• [Material for this task]
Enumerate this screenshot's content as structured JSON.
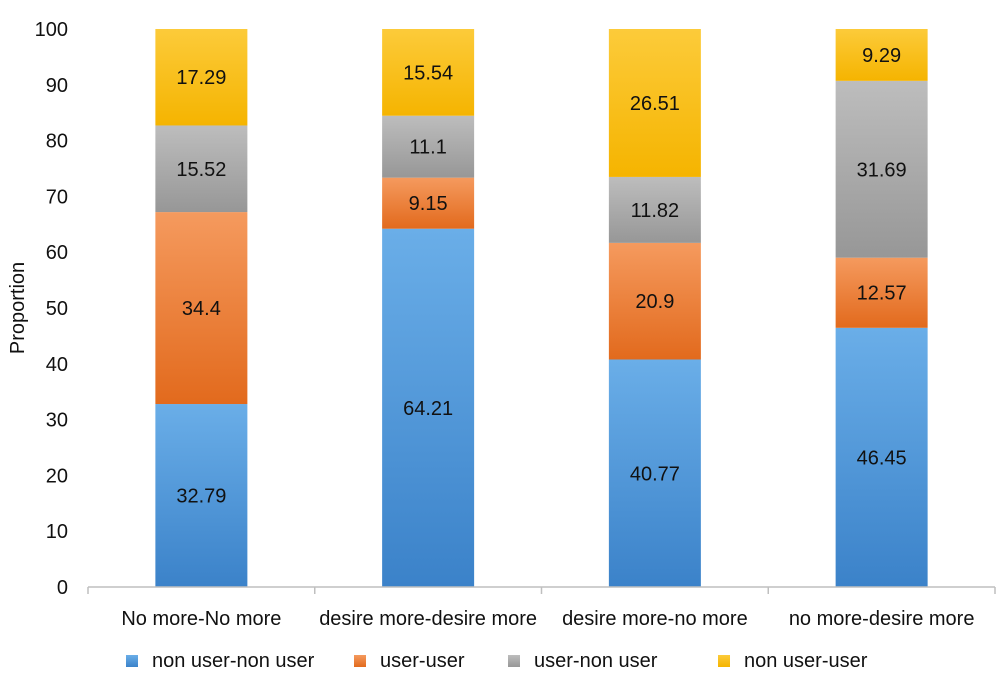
{
  "chart_data": {
    "type": "bar",
    "stacked": true,
    "title": "",
    "xlabel": "",
    "ylabel": "Proportion",
    "ylim": [
      0,
      100
    ],
    "yticks": [
      0,
      10,
      20,
      30,
      40,
      50,
      60,
      70,
      80,
      90,
      100
    ],
    "grid": false,
    "legend_position": "bottom",
    "categories": [
      "No more-No more",
      "desire more-desire more",
      "desire more-no more",
      "no more-desire more"
    ],
    "series": [
      {
        "name": "non user-non user",
        "color": "#4a8fd3",
        "values": [
          32.79,
          64.21,
          40.77,
          46.45
        ]
      },
      {
        "name": "user-user",
        "color": "#ee7d35",
        "values": [
          34.4,
          9.15,
          20.9,
          12.57
        ]
      },
      {
        "name": "user-non user",
        "color": "#a5a5a5",
        "values": [
          15.52,
          11.1,
          11.82,
          31.69
        ]
      },
      {
        "name": "non user-user",
        "color": "#fbc00a",
        "values": [
          17.29,
          15.54,
          26.51,
          9.29
        ]
      }
    ]
  }
}
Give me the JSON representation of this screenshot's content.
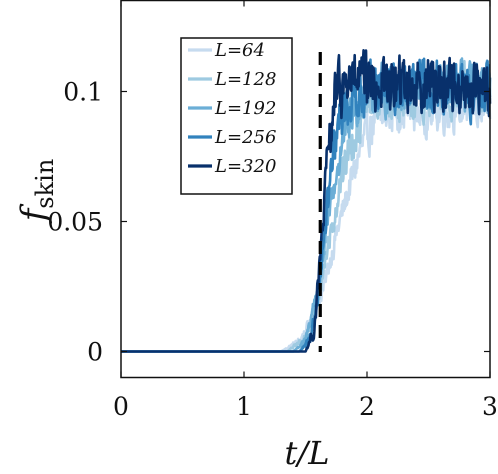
{
  "chart_data": {
    "type": "line",
    "xlabel": "t/L",
    "ylabel": "f_skin",
    "xlim": [
      0,
      3
    ],
    "ylim": [
      -0.01,
      0.135
    ],
    "xticks": [
      0,
      1,
      2,
      3
    ],
    "xtick_labels": [
      "0",
      "1",
      "2",
      "3"
    ],
    "yticks": [
      0,
      0.05,
      0.1
    ],
    "ytick_labels": [
      "0",
      "0.05",
      "0.1"
    ],
    "grid": false,
    "legend_position": "top-left",
    "vertical_marker": {
      "x": 1.62,
      "style": "dashed",
      "color": "#000000"
    },
    "series": [
      {
        "name": "L=64",
        "color": "#c6dbef",
        "onset": 1.32,
        "rise_end": 2.02,
        "plateau": 0.092,
        "noise": 0.009,
        "x": [
          0,
          1.3,
          1.45,
          1.55,
          1.65,
          1.75,
          1.85,
          1.95,
          2.05,
          2.2,
          2.5,
          2.8,
          3.0
        ],
        "y": [
          0,
          0,
          0.004,
          0.012,
          0.025,
          0.045,
          0.062,
          0.078,
          0.088,
          0.093,
          0.092,
          0.094,
          0.093
        ]
      },
      {
        "name": "L=128",
        "color": "#9ecae1",
        "onset": 1.36,
        "rise_end": 1.92,
        "plateau": 0.097,
        "noise": 0.01,
        "x": [
          0,
          1.35,
          1.5,
          1.6,
          1.7,
          1.8,
          1.9,
          2.0,
          2.2,
          2.5,
          2.8,
          3.0
        ],
        "y": [
          0,
          0,
          0.005,
          0.02,
          0.045,
          0.068,
          0.085,
          0.095,
          0.098,
          0.097,
          0.1,
          0.099
        ]
      },
      {
        "name": "L=192",
        "color": "#6baed6",
        "onset": 1.42,
        "rise_end": 1.84,
        "plateau": 0.1,
        "noise": 0.01,
        "x": [
          0,
          1.4,
          1.5,
          1.6,
          1.7,
          1.8,
          1.9,
          2.0,
          2.2,
          2.5,
          2.8,
          3.0
        ],
        "y": [
          0,
          0,
          0.004,
          0.025,
          0.055,
          0.08,
          0.095,
          0.1,
          0.101,
          0.1,
          0.102,
          0.1
        ]
      },
      {
        "name": "L=256",
        "color": "#3182bd",
        "onset": 1.46,
        "rise_end": 1.78,
        "plateau": 0.101,
        "noise": 0.011,
        "x": [
          0,
          1.45,
          1.55,
          1.62,
          1.7,
          1.78,
          1.9,
          2.0,
          2.2,
          2.5,
          2.8,
          3.0
        ],
        "y": [
          0,
          0,
          0.005,
          0.03,
          0.065,
          0.09,
          0.1,
          0.102,
          0.101,
          0.103,
          0.1,
          0.101
        ]
      },
      {
        "name": "L=320",
        "color": "#08306b",
        "onset": 1.5,
        "rise_end": 1.74,
        "plateau": 0.102,
        "noise": 0.012,
        "x": [
          0,
          1.5,
          1.57,
          1.62,
          1.68,
          1.74,
          1.85,
          2.0,
          2.2,
          2.5,
          2.8,
          3.0
        ],
        "y": [
          0,
          0,
          0.008,
          0.035,
          0.075,
          0.098,
          0.104,
          0.103,
          0.102,
          0.104,
          0.101,
          0.102
        ]
      }
    ]
  }
}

• [Brief] List each line holding the string "JSON".

• [Final result]
Enumerate this screenshot's content as structured JSON.
Give me the JSON representation of this screenshot's content.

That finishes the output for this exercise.